Saved entries
— Begin —
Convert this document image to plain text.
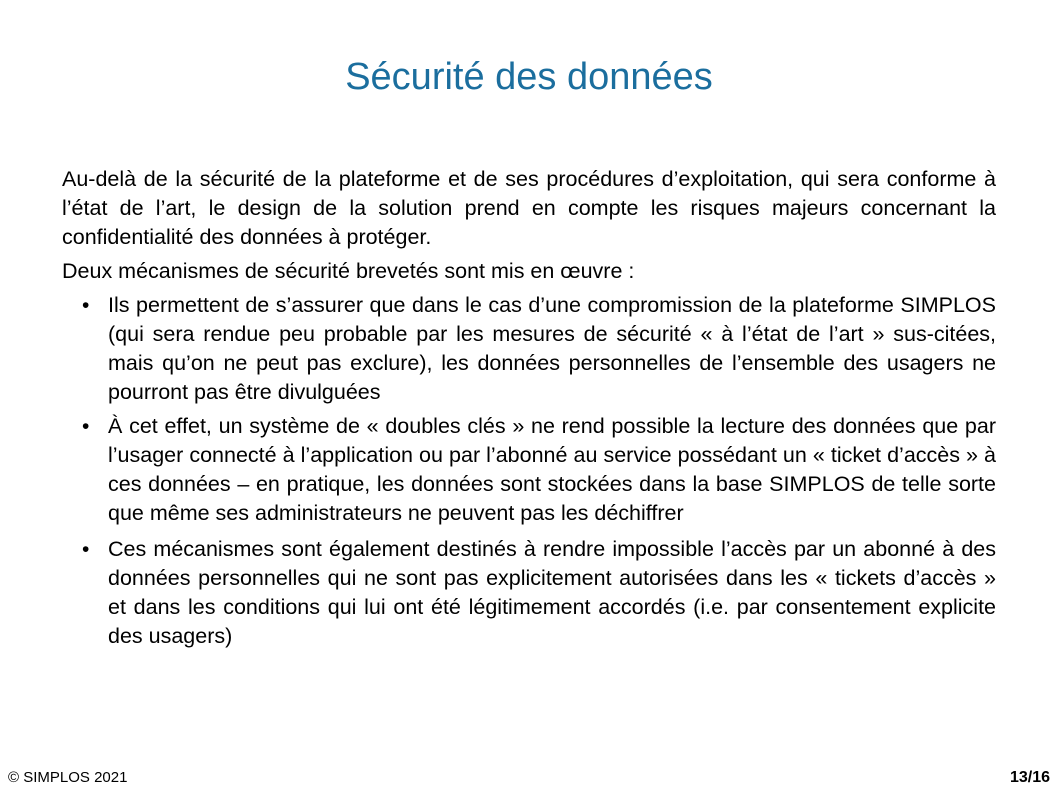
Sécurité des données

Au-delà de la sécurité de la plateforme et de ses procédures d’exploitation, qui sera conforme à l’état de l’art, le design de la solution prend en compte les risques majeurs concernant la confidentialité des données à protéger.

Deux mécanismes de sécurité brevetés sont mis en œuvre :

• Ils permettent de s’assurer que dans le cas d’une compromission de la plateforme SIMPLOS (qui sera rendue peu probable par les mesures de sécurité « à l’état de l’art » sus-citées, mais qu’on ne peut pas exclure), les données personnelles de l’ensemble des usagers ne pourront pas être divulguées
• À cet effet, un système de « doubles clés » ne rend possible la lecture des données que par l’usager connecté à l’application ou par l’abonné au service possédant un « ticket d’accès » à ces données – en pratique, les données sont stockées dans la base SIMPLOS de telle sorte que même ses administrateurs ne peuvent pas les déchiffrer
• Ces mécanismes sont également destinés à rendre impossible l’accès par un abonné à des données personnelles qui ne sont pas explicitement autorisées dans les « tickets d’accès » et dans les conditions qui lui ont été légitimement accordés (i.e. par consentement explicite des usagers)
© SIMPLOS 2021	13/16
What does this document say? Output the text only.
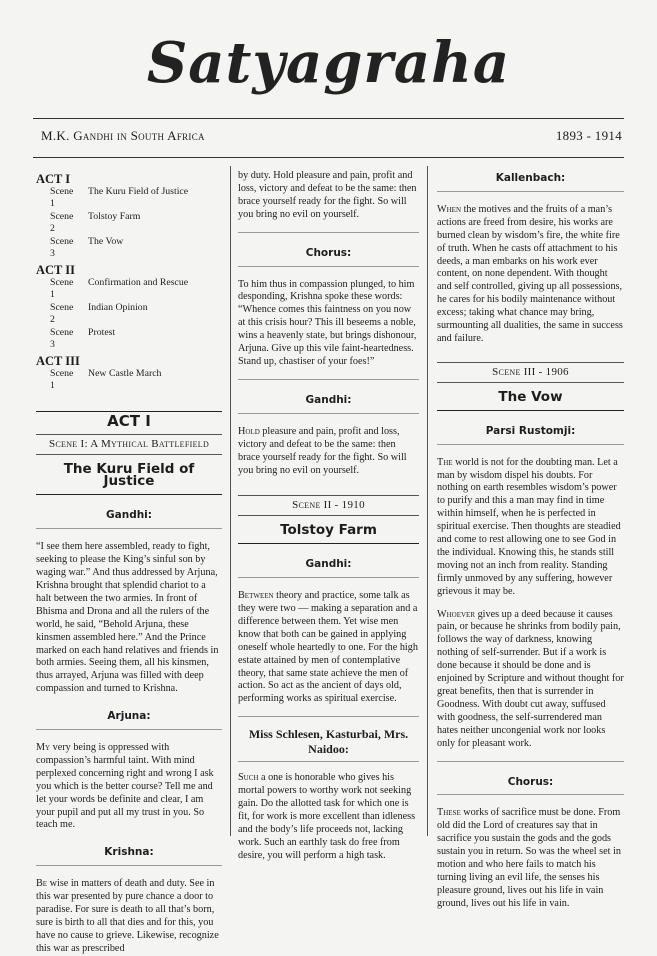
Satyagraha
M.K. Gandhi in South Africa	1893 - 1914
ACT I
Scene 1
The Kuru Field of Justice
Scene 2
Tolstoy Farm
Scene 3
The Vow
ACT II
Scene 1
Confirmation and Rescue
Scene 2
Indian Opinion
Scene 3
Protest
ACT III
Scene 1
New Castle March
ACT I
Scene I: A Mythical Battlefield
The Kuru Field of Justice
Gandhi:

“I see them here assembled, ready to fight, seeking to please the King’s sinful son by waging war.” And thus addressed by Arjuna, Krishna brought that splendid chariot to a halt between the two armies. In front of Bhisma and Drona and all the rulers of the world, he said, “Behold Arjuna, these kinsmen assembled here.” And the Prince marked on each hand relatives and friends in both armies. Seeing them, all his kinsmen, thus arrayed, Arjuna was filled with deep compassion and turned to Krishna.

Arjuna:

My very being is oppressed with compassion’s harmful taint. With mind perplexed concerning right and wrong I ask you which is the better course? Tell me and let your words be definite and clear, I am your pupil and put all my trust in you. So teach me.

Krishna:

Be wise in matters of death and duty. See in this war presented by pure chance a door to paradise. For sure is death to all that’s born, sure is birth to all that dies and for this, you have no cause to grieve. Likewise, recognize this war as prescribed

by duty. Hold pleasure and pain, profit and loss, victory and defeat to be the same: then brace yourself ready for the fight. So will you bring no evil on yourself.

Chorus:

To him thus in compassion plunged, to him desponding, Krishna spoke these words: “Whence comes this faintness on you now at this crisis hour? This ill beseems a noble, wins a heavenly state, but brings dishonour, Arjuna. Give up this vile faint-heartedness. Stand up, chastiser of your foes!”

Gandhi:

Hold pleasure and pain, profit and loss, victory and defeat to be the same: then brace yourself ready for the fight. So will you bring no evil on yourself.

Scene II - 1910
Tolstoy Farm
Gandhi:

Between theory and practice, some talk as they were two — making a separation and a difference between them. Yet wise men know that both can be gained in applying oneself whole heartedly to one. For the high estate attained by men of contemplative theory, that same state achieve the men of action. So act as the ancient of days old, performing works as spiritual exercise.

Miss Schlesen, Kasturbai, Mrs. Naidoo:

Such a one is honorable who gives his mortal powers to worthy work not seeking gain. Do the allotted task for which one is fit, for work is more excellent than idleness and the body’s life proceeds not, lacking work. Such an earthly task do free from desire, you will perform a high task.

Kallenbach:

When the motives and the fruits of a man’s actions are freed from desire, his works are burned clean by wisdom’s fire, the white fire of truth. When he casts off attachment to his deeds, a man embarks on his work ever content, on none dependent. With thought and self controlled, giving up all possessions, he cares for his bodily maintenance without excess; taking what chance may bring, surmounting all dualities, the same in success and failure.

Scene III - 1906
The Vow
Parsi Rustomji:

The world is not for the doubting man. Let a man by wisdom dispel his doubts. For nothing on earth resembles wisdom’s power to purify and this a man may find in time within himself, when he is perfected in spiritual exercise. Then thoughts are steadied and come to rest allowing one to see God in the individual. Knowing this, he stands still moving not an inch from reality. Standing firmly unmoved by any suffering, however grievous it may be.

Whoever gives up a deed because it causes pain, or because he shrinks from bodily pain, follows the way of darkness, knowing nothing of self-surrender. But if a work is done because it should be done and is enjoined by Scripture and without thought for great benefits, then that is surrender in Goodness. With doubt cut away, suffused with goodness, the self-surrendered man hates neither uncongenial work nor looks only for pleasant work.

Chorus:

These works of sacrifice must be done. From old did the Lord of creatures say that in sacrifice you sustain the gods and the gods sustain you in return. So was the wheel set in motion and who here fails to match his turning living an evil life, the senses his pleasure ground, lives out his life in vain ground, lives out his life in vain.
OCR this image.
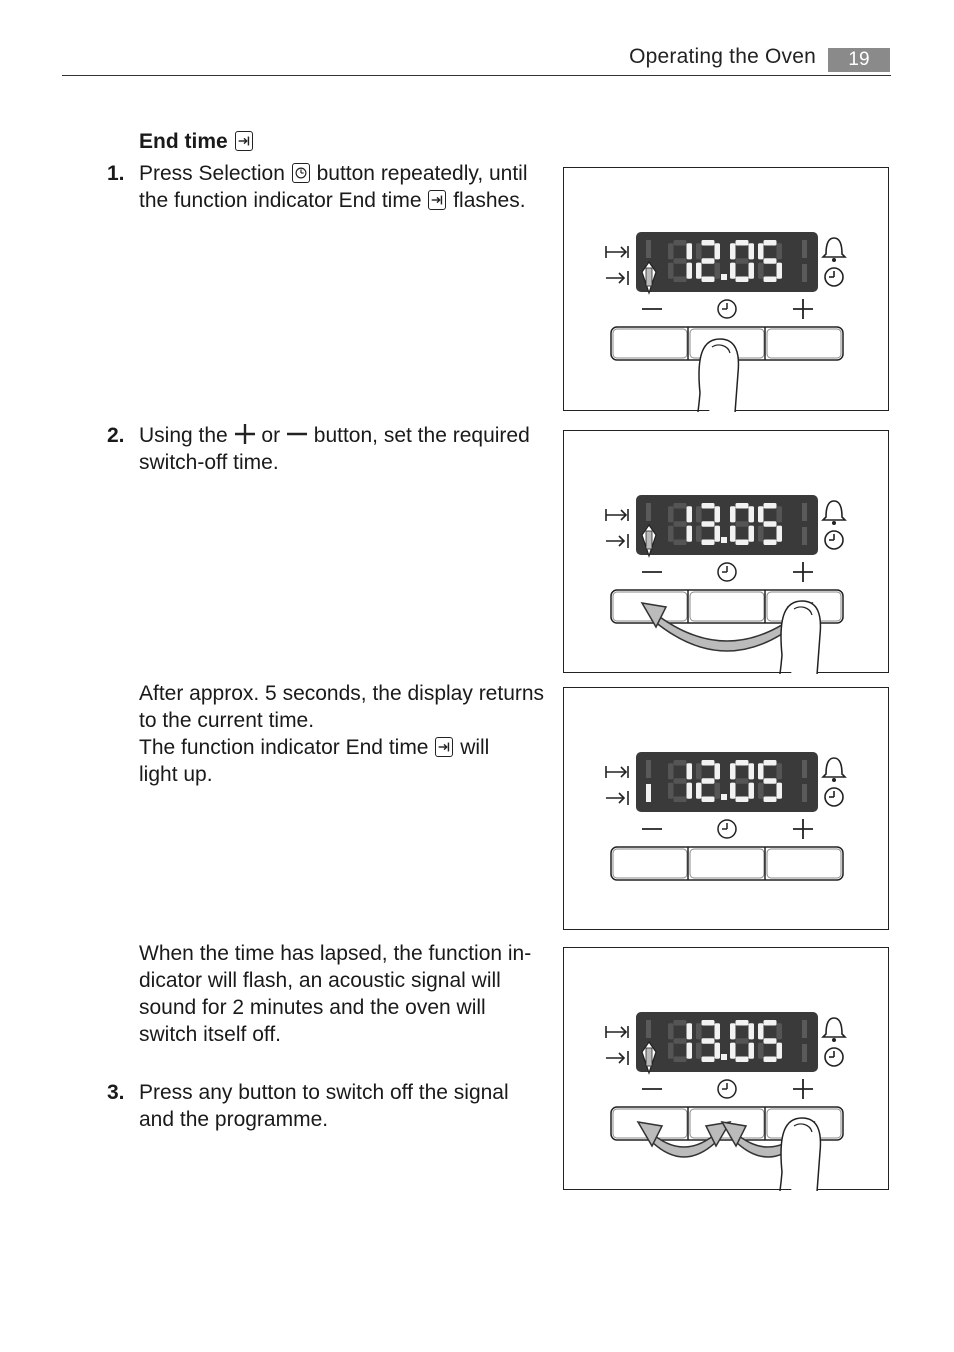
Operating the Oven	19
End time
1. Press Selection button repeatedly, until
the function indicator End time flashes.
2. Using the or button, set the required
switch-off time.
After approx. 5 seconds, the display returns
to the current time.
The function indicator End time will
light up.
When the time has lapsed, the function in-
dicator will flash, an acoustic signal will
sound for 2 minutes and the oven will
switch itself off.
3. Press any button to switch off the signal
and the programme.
— End —
Task requirements –
From the data above, work out how many lines contain the string "pleasure" and reply with only the number.

Correct response –
3